— Consigne A —
D'après le texte sur la course de rennes, quels drapeaux sont alignés à l'arrivée au stade ?

— Texte fourni —
--
Ma première course de rennes en Laponie
Hej alla,
Des expériences inédites que j'ai pu faire ces derniers temps au Nord de la Finlande, observer une course de rennes au milieu des éleveurs a certainement été l'une des plus incroyables. Pour en savoir plus sur ce moment unique et afin de s'immiscer dans un monde tout à fait particulier, voici le récit d'un enivrant dimanche passé autour d'un stade en compagnie de plusieurs dizaines de rennes.
Tout commence donc le dimanche matin, il fait froid, le temps est gris, les visages sont toujours endormis. En arrivant au stade, la première chose qui me saute aux yeux est l'alignement des 4 drapeaux nordiques suivants : finlandais, suédois, norvégien et same. Je suis intérieurement heureux de voir les couleurs autochtones flotter au même niveau que les autres pays du Nord de l'Europe, et d'humeur taquine, je n'hésite pas à le faire remarquer à mon entourage. Ce n'est pas grand chose vous me direz, mais j'aime cette image et j'aime attacher de l'importance à ce symbole.
Quelques minutes plus tard, je me rapproche sereinement du départ de la course, j'essaye de ne pas glisser, je fais des photos. Je prends la température, au sens propre comme au figuré. Je vois d'innombrables rennes en contrebas, et je suis ravi de les revoir après quelques mois passés loin d'eux. Je crois bien que je souris. En même temps, j'essaye rapidement de comprendre comment la course est organisée et je réalise que 4 skieurs et 4 rennes vont prendre le départ à chaque fois. Le principe semble simple : le premier ayant effectué un tour de piste gagne.
La compétition commence pile à l'heure, rigueur nordique oblige, et je n'ai pas le temps de rêvasser. Je suis de suite épaté par la puissance des rennes qui sortent très rapidement des blocs de départ, et cela peu importe s'ils doivent en même temps tirer un skieur dans leur dos ou non. Je suis aussi un peu interloqué par l'apparence des animaux. Ils n'ont pas de bois, pour des raisons de sécurité évidentes, et semblent bien plus musclés que ceux que j'ai pu voir auparavant.
--
— Les données —

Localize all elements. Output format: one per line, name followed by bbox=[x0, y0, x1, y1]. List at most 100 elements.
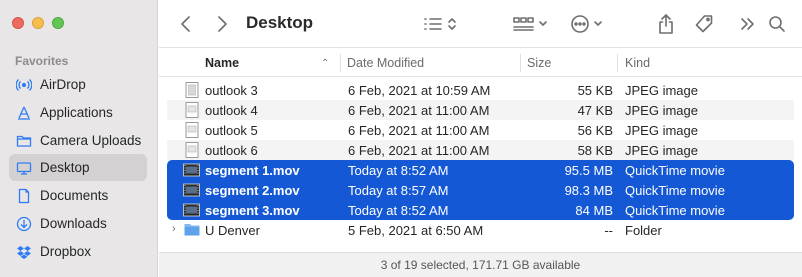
action-button[interactable] bbox=[568, 10, 608, 38]
window-controls bbox=[12, 17, 64, 29]
chevron-left-icon bbox=[181, 16, 190, 32]
file-size: 98.3 MB bbox=[564, 183, 613, 198]
file-kind: QuickTime movie bbox=[625, 163, 725, 178]
file-name: outlook 5 bbox=[205, 123, 258, 138]
movie-file-icon bbox=[183, 162, 200, 178]
applications-icon bbox=[16, 105, 32, 121]
file-size: 58 KB bbox=[577, 143, 613, 158]
file-size: 56 KB bbox=[577, 123, 613, 138]
desktop-icon bbox=[16, 160, 32, 176]
sidebar-heading-favorites: Favorites bbox=[15, 54, 69, 68]
toolbar: Desktop bbox=[159, 0, 802, 48]
view-options-button[interactable] bbox=[421, 10, 461, 38]
window-title: Desktop bbox=[246, 13, 314, 32]
file-size: 55 KB bbox=[577, 83, 613, 98]
file-kind: JPEG image bbox=[625, 83, 698, 98]
list-view-icon bbox=[424, 18, 456, 30]
sidebar-item-dropbox[interactable]: Dropbox bbox=[9, 238, 147, 265]
grid-icon bbox=[513, 17, 547, 31]
file-size: 84 MB bbox=[575, 203, 613, 218]
file-name: segment 1.mov bbox=[205, 163, 300, 178]
sidebar-item-applications[interactable]: Applications bbox=[9, 99, 147, 126]
file-list: outlook 3 6 Feb, 2021 at 10:59 AM 55 KB … bbox=[167, 80, 794, 240]
table-row[interactable]: outlook 5 6 Feb, 2021 at 11:00 AM 56 KB … bbox=[167, 120, 794, 140]
share-button[interactable] bbox=[654, 10, 678, 38]
file-date: Today at 8:52 AM bbox=[348, 163, 449, 178]
zoom-button[interactable] bbox=[52, 17, 64, 29]
downloads-icon bbox=[16, 216, 32, 232]
chevron-right-icon bbox=[218, 16, 227, 32]
sidebar-item-label: Desktop bbox=[40, 160, 90, 175]
finder-window: Favorites AirDrop Applications Camera Up… bbox=[0, 0, 802, 277]
file-date: 5 Feb, 2021 at 6:50 AM bbox=[348, 223, 484, 238]
forward-button[interactable] bbox=[211, 10, 233, 38]
table-row[interactable]: outlook 4 6 Feb, 2021 at 11:00 AM 47 KB … bbox=[167, 100, 794, 120]
tag-icon bbox=[695, 15, 713, 33]
column-size-header[interactable]: Size bbox=[527, 56, 551, 70]
back-button[interactable] bbox=[175, 10, 197, 38]
folder-icon bbox=[184, 222, 200, 238]
sidebar-item-documents[interactable]: Documents bbox=[9, 182, 147, 209]
table-row[interactable]: outlook 6 6 Feb, 2021 at 11:00 AM 58 KB … bbox=[167, 140, 794, 160]
file-name: segment 3.mov bbox=[205, 203, 300, 218]
column-date-header[interactable]: Date Modified bbox=[347, 56, 424, 70]
file-date: Today at 8:57 AM bbox=[348, 183, 449, 198]
sidebar-item-label: Applications bbox=[40, 105, 113, 120]
sidebar-item-label: Camera Uploads bbox=[40, 133, 142, 148]
file-size: 95.5 MB bbox=[564, 163, 613, 178]
tags-button[interactable] bbox=[692, 10, 716, 38]
file-kind: JPEG image bbox=[625, 123, 698, 138]
search-button[interactable] bbox=[766, 10, 788, 38]
file-date: Today at 8:52 AM bbox=[348, 203, 449, 218]
file-name: U Denver bbox=[205, 223, 260, 238]
table-row[interactable]: › U Denver 5 Feb, 2021 at 6:50 AM -- Fol… bbox=[167, 220, 794, 240]
file-date: 6 Feb, 2021 at 11:00 AM bbox=[348, 103, 490, 118]
sidebar-item-label: AirDrop bbox=[40, 77, 86, 92]
table-row-selected[interactable]: segment 3.mov Today at 8:52 AM 84 MB Qui… bbox=[167, 200, 794, 220]
disclosure-triangle-icon[interactable]: › bbox=[172, 223, 176, 235]
column-divider[interactable] bbox=[340, 54, 341, 72]
file-size: 47 KB bbox=[577, 103, 613, 118]
movie-file-icon bbox=[183, 182, 200, 198]
table-row-selected[interactable]: segment 1.mov Today at 8:52 AM 95.5 MB Q… bbox=[167, 160, 794, 180]
file-kind: Folder bbox=[625, 223, 662, 238]
dropbox-icon bbox=[16, 244, 32, 260]
table-row[interactable]: outlook 3 6 Feb, 2021 at 10:59 AM 55 KB … bbox=[167, 80, 794, 100]
table-row-selected[interactable]: segment 2.mov Today at 8:57 AM 98.3 MB Q… bbox=[167, 180, 794, 200]
column-divider[interactable] bbox=[617, 54, 618, 72]
sidebar-item-desktop[interactable]: Desktop bbox=[9, 154, 147, 181]
file-date: 6 Feb, 2021 at 10:59 AM bbox=[348, 83, 491, 98]
column-kind-header[interactable]: Kind bbox=[625, 56, 650, 70]
file-name: outlook 4 bbox=[205, 103, 258, 118]
folder-icon bbox=[16, 133, 32, 149]
airdrop-icon bbox=[16, 77, 32, 93]
more-toolbar-button[interactable] bbox=[737, 10, 759, 38]
movie-file-icon bbox=[183, 202, 200, 218]
image-file-icon bbox=[185, 102, 199, 118]
sidebar-item-camera-uploads[interactable]: Camera Uploads bbox=[9, 127, 147, 154]
sidebar: Favorites AirDrop Applications Camera Up… bbox=[0, 0, 158, 277]
close-button[interactable] bbox=[12, 17, 24, 29]
sidebar-item-label: Downloads bbox=[40, 216, 107, 231]
more-icon bbox=[571, 15, 602, 33]
file-name: outlook 6 bbox=[205, 143, 258, 158]
group-button[interactable] bbox=[511, 10, 551, 38]
minimize-button[interactable] bbox=[32, 17, 44, 29]
file-size: -- bbox=[604, 223, 613, 238]
sidebar-item-label: Dropbox bbox=[40, 244, 92, 259]
file-name: segment 2.mov bbox=[205, 183, 300, 198]
sidebar-item-downloads[interactable]: Downloads bbox=[9, 210, 147, 237]
file-date: 6 Feb, 2021 at 11:00 AM bbox=[348, 143, 490, 158]
chevron-double-right-icon bbox=[741, 18, 754, 30]
image-file-icon bbox=[185, 82, 199, 98]
column-name-header[interactable]: Name bbox=[205, 56, 239, 70]
file-date: 6 Feb, 2021 at 11:00 AM bbox=[348, 123, 490, 138]
sort-ascending-icon: ⌃ bbox=[321, 58, 330, 69]
document-icon bbox=[16, 188, 32, 204]
sidebar-item-airdrop[interactable]: AirDrop bbox=[9, 71, 147, 98]
column-divider[interactable] bbox=[520, 54, 521, 72]
status-bar: 3 of 19 selected, 171.71 GB available bbox=[159, 252, 802, 277]
image-file-icon bbox=[185, 122, 199, 138]
column-header: Name ⌃ Date Modified Size Kind bbox=[159, 49, 802, 77]
file-kind: JPEG image bbox=[625, 103, 698, 118]
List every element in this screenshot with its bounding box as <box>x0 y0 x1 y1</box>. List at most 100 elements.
--
— Consigne B —
Recopiez les lignes des données en commençant par celle qui contient « action-button[interactable] bbox=[568, 10, 608, 38] » et en allant jusqu'à celle qui contient « view-options-button[interactable] bbox=[421, 10, 461, 38] », toutes deux incluses. Remplacez-y « movie-file-icon » par « video-file-icon » sans rien modifier d'autre.

— Corrigé A —
Les drapeaux finlandais, suédois, norvégien et same.

— Corrigé B —
action-button[interactable] bbox=[568, 10, 608, 38]
window-controls bbox=[12, 17, 64, 29]
chevron-left-icon bbox=[181, 16, 190, 32]
file-size: 98.3 MB bbox=[564, 183, 613, 198]
file-kind: QuickTime movie bbox=[625, 163, 725, 178]
file-name: outlook 5 bbox=[205, 123, 258, 138]
video-file-icon bbox=[183, 162, 200, 178]
applications-icon bbox=[16, 105, 32, 121]
file-size: 58 KB bbox=[577, 143, 613, 158]
file-size: 56 KB bbox=[577, 123, 613, 138]
desktop-icon bbox=[16, 160, 32, 176]
sidebar-heading-favorites: Favorites bbox=[15, 54, 69, 68]
toolbar: Desktop bbox=[159, 0, 802, 48]
view-options-button[interactable] bbox=[421, 10, 461, 38]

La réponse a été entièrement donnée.